# Task brief:
Reproduce every one of the following records word for word, leaving out the pictures.

# Information shown:
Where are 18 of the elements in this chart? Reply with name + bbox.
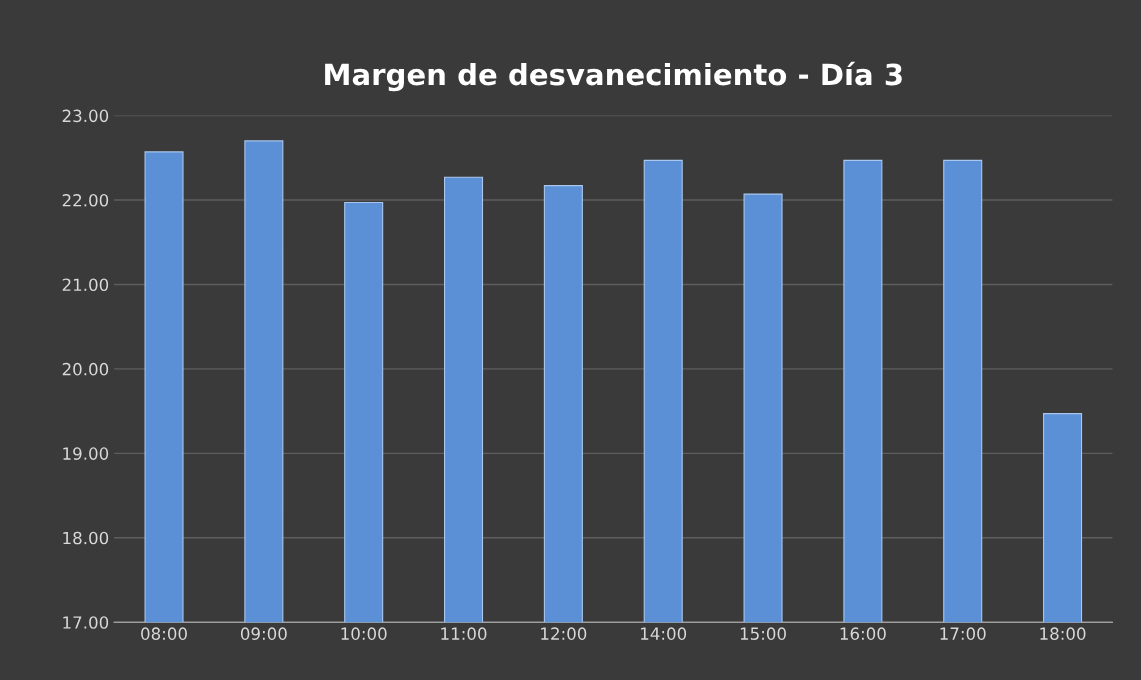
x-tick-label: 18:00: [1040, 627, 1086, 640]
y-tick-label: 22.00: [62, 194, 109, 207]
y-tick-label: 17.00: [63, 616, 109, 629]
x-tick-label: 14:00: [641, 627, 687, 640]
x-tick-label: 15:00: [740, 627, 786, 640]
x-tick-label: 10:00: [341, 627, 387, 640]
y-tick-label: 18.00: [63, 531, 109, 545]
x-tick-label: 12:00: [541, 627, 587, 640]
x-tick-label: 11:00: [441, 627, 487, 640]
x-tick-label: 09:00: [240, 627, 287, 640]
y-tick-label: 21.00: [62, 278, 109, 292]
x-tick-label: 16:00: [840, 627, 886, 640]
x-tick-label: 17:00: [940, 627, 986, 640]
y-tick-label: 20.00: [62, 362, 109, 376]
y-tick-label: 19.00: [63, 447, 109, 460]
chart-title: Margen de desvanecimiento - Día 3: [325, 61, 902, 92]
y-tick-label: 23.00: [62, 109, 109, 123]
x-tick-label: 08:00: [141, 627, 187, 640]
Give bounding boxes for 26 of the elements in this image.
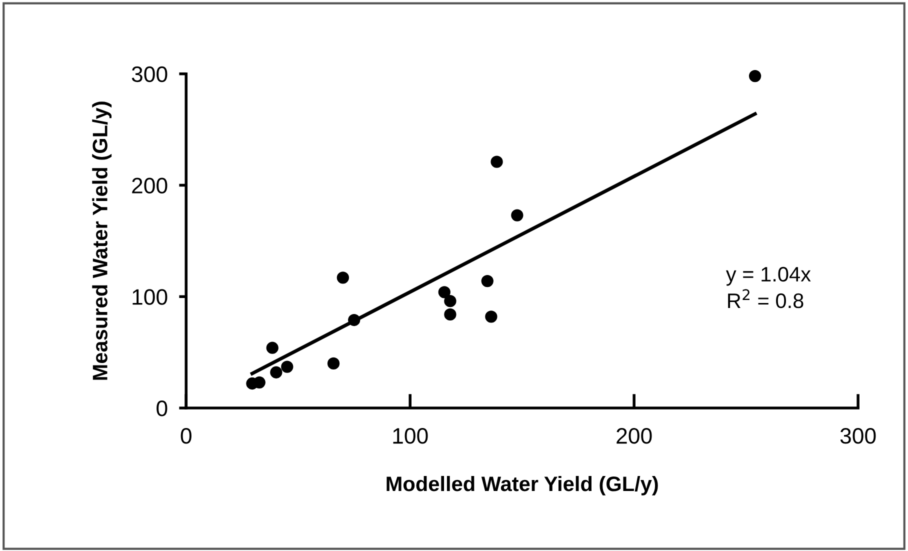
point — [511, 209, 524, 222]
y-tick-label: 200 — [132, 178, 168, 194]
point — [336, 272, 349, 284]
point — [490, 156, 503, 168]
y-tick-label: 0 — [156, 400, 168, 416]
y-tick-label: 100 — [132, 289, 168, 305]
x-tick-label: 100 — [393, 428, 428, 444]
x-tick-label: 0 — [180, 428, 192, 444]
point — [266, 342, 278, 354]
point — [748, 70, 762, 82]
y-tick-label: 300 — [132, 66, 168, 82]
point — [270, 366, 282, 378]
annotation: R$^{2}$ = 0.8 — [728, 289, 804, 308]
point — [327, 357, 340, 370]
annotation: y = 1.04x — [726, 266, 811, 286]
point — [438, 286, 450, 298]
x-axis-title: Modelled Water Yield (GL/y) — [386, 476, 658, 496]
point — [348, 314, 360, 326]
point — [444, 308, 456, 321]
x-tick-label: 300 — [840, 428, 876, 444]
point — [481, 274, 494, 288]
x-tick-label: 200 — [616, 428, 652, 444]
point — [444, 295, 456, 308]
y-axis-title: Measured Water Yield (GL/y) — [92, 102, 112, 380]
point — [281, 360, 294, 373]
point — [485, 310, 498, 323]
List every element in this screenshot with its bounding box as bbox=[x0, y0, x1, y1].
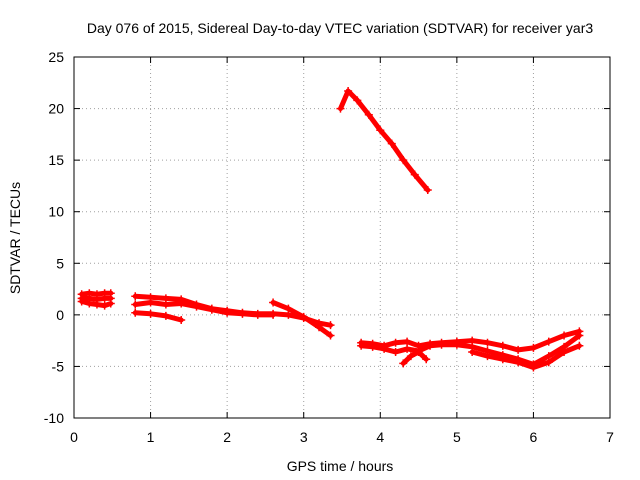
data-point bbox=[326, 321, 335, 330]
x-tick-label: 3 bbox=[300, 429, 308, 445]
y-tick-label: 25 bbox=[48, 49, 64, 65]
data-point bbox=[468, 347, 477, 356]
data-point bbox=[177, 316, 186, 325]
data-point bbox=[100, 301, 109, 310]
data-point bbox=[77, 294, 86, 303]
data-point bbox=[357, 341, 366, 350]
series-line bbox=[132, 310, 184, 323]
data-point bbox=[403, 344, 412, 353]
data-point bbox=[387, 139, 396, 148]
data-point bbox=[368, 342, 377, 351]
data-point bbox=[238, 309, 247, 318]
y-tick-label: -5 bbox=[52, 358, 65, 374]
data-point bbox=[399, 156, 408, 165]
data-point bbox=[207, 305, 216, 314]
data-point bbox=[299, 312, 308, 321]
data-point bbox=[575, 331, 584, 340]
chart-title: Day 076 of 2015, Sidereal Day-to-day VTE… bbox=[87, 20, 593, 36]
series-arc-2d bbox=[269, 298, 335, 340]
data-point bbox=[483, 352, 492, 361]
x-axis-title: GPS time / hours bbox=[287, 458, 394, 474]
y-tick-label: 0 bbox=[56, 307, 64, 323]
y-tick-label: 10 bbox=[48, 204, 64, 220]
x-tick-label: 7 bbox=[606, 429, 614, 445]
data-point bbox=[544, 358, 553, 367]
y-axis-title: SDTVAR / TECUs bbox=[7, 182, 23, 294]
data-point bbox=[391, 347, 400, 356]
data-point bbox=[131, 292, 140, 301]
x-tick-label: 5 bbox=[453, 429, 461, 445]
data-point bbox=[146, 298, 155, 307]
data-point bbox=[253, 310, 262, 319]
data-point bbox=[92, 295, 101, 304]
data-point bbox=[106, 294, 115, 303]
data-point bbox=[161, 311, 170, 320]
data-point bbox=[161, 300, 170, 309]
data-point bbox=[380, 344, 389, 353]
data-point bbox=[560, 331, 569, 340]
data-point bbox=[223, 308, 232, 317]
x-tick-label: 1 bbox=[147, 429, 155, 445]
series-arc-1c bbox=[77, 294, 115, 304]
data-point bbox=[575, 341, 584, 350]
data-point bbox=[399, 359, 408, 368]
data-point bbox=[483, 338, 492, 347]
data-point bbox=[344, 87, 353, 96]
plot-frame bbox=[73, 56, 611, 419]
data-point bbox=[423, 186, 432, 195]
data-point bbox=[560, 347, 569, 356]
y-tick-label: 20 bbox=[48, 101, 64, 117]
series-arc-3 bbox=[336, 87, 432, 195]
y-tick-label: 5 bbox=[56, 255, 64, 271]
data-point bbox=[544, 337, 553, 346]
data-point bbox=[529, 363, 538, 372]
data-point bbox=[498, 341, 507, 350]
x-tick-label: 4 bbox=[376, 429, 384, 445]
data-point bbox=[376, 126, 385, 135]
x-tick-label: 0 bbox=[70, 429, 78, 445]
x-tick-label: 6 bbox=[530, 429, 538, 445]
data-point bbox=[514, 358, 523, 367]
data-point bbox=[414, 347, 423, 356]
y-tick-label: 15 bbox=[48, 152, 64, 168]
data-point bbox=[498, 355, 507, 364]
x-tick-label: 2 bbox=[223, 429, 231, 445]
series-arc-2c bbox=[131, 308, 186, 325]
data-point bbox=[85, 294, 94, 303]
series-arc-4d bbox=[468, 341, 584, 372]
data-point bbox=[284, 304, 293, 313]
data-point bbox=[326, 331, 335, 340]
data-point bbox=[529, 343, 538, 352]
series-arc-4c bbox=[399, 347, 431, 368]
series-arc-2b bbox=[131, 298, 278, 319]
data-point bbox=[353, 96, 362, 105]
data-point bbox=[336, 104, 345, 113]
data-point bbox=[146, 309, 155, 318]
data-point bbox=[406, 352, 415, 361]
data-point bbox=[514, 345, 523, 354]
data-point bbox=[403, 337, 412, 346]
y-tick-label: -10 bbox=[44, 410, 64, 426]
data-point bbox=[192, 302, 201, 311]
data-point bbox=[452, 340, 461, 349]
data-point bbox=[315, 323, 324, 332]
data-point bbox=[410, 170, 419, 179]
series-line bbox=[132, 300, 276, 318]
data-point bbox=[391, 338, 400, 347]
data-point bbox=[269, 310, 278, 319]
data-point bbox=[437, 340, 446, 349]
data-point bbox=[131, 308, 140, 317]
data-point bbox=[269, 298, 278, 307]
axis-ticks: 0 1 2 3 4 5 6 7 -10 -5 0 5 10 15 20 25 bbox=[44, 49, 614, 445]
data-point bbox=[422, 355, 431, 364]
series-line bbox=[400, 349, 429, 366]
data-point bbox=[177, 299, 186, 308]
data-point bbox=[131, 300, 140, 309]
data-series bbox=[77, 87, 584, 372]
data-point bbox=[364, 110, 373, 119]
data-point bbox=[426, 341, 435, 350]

# Correct output:
Where are 18 of the elements in this chart? Reply with name + bbox.
x-tick-label: 18:00: [1040, 627, 1086, 640]
y-tick-label: 22.00: [62, 194, 109, 207]
y-tick-label: 17.00: [63, 616, 109, 629]
x-tick-label: 14:00: [641, 627, 687, 640]
x-tick-label: 15:00: [740, 627, 786, 640]
x-tick-label: 10:00: [341, 627, 387, 640]
y-tick-label: 18.00: [63, 531, 109, 545]
x-tick-label: 12:00: [541, 627, 587, 640]
x-tick-label: 11:00: [441, 627, 487, 640]
x-tick-label: 09:00: [240, 627, 287, 640]
y-tick-label: 21.00: [62, 278, 109, 292]
x-tick-label: 16:00: [840, 627, 886, 640]
x-tick-label: 17:00: [940, 627, 986, 640]
y-tick-label: 20.00: [62, 362, 109, 376]
y-tick-label: 19.00: [63, 447, 109, 460]
chart-title: Margen de desvanecimiento - Día 3: [325, 61, 902, 92]
y-tick-label: 23.00: [62, 109, 109, 123]
x-tick-label: 08:00: [141, 627, 187, 640]
Give bounding boxes for 26 of the elements in this image.
point — [511, 209, 524, 222]
y-tick-label: 200 — [132, 178, 168, 194]
point — [336, 272, 349, 284]
point — [490, 156, 503, 168]
y-tick-label: 0 — [156, 400, 168, 416]
y-tick-label: 100 — [132, 289, 168, 305]
x-tick-label: 100 — [393, 428, 428, 444]
x-tick-label: 0 — [180, 428, 192, 444]
point — [266, 342, 278, 354]
point — [748, 70, 762, 82]
y-tick-label: 300 — [132, 66, 168, 82]
point — [270, 366, 282, 378]
annotation: R$^{2}$ = 0.8 — [728, 289, 804, 308]
point — [327, 357, 340, 370]
annotation: y = 1.04x — [726, 266, 811, 286]
point — [438, 286, 450, 298]
x-axis-title: Modelled Water Yield (GL/y) — [386, 476, 658, 496]
point — [348, 314, 360, 326]
point — [444, 308, 456, 321]
x-tick-label: 300 — [840, 428, 876, 444]
point — [481, 274, 494, 288]
x-tick-label: 200 — [616, 428, 652, 444]
point — [444, 295, 456, 308]
y-axis-title: Measured Water Yield (GL/y) — [92, 102, 112, 380]
point — [281, 360, 294, 373]
point — [485, 310, 498, 323]
List every element in this screenshot with its bounding box as bbox=[x0, y0, x1, y1].
data-point bbox=[326, 321, 335, 330]
x-tick-label: 3 bbox=[300, 429, 308, 445]
y-tick-label: 25 bbox=[48, 49, 64, 65]
data-point bbox=[468, 347, 477, 356]
data-point bbox=[177, 316, 186, 325]
data-point bbox=[100, 301, 109, 310]
data-point bbox=[77, 294, 86, 303]
data-point bbox=[357, 341, 366, 350]
series-line bbox=[132, 310, 184, 323]
data-point bbox=[403, 344, 412, 353]
data-point bbox=[387, 139, 396, 148]
data-point bbox=[368, 342, 377, 351]
data-point bbox=[238, 309, 247, 318]
y-tick-label: -5 bbox=[52, 358, 65, 374]
data-point bbox=[399, 156, 408, 165]
data-point bbox=[207, 305, 216, 314]
data-point bbox=[299, 312, 308, 321]
data-point bbox=[575, 331, 584, 340]
chart-title: Day 076 of 2015, Sidereal Day-to-day VTE… bbox=[87, 20, 593, 36]
series-arc-2d bbox=[269, 298, 335, 340]
data-point bbox=[483, 352, 492, 361]
x-axis-title: GPS time / hours bbox=[287, 458, 394, 474]
y-tick-label: 0 bbox=[56, 307, 64, 323]
y-tick-label: 10 bbox=[48, 204, 64, 220]
x-tick-label: 7 bbox=[606, 429, 614, 445]
data-point bbox=[544, 358, 553, 367]
y-axis-title: SDTVAR / TECUs bbox=[7, 182, 23, 294]
data-point bbox=[391, 347, 400, 356]
data-point bbox=[131, 292, 140, 301]
x-tick-label: 5 bbox=[453, 429, 461, 445]
data-point bbox=[146, 298, 155, 307]
data-point bbox=[253, 310, 262, 319]
data-point bbox=[92, 295, 101, 304]
data-point bbox=[106, 294, 115, 303]
data-point bbox=[161, 311, 170, 320]
data-point bbox=[161, 300, 170, 309]
data-point bbox=[380, 344, 389, 353]
data-point bbox=[560, 331, 569, 340]
data-point bbox=[223, 308, 232, 317]
x-tick-label: 1 bbox=[147, 429, 155, 445]
series-arc-1c bbox=[77, 294, 115, 304]
data-point bbox=[575, 341, 584, 350]
data-point bbox=[399, 359, 408, 368]
data-point bbox=[483, 338, 492, 347]
data-point bbox=[344, 87, 353, 96]
plot-frame bbox=[73, 56, 611, 419]
data-point bbox=[423, 186, 432, 195]
data-point bbox=[560, 347, 569, 356]
y-tick-label: 20 bbox=[48, 101, 64, 117]
series-arc-3 bbox=[336, 87, 432, 195]
y-tick-label: 5 bbox=[56, 255, 64, 271]
data-point bbox=[544, 337, 553, 346]
data-point bbox=[529, 363, 538, 372]
data-point bbox=[498, 341, 507, 350]
x-tick-label: 4 bbox=[376, 429, 384, 445]
data-point bbox=[376, 126, 385, 135]
x-tick-label: 0 bbox=[70, 429, 78, 445]
x-tick-label: 6 bbox=[530, 429, 538, 445]
data-point bbox=[514, 358, 523, 367]
data-point bbox=[414, 347, 423, 356]
y-tick-label: 15 bbox=[48, 152, 64, 168]
data-point bbox=[498, 355, 507, 364]
x-tick-label: 2 bbox=[223, 429, 231, 445]
series-arc-2c bbox=[131, 308, 186, 325]
data-point bbox=[85, 294, 94, 303]
series-arc-4d bbox=[468, 341, 584, 372]
data-point bbox=[284, 304, 293, 313]
data-point bbox=[326, 331, 335, 340]
data-point bbox=[529, 343, 538, 352]
series-arc-4c bbox=[399, 347, 431, 368]
series-arc-2b bbox=[131, 298, 278, 319]
data-point bbox=[353, 96, 362, 105]
data-point bbox=[336, 104, 345, 113]
data-point bbox=[146, 309, 155, 318]
data-point bbox=[406, 352, 415, 361]
data-point bbox=[514, 345, 523, 354]
data-point bbox=[403, 337, 412, 346]
y-tick-label: -10 bbox=[44, 410, 64, 426]
data-point bbox=[192, 302, 201, 311]
data-point bbox=[452, 340, 461, 349]
data-point bbox=[315, 323, 324, 332]
data-point bbox=[410, 170, 419, 179]
series-line bbox=[132, 300, 276, 318]
data-point bbox=[391, 338, 400, 347]
data-point bbox=[269, 310, 278, 319]
data-point bbox=[437, 340, 446, 349]
data-point bbox=[131, 308, 140, 317]
data-point bbox=[269, 298, 278, 307]
axis-ticks: 0 1 2 3 4 5 6 7 -10 -5 0 5 10 15 20 25 bbox=[44, 49, 614, 445]
data-point bbox=[422, 355, 431, 364]
series-line bbox=[400, 349, 429, 366]
data-point bbox=[177, 299, 186, 308]
data-point bbox=[131, 300, 140, 309]
data-series bbox=[77, 87, 584, 372]
data-point bbox=[364, 110, 373, 119]
data-point bbox=[426, 341, 435, 350]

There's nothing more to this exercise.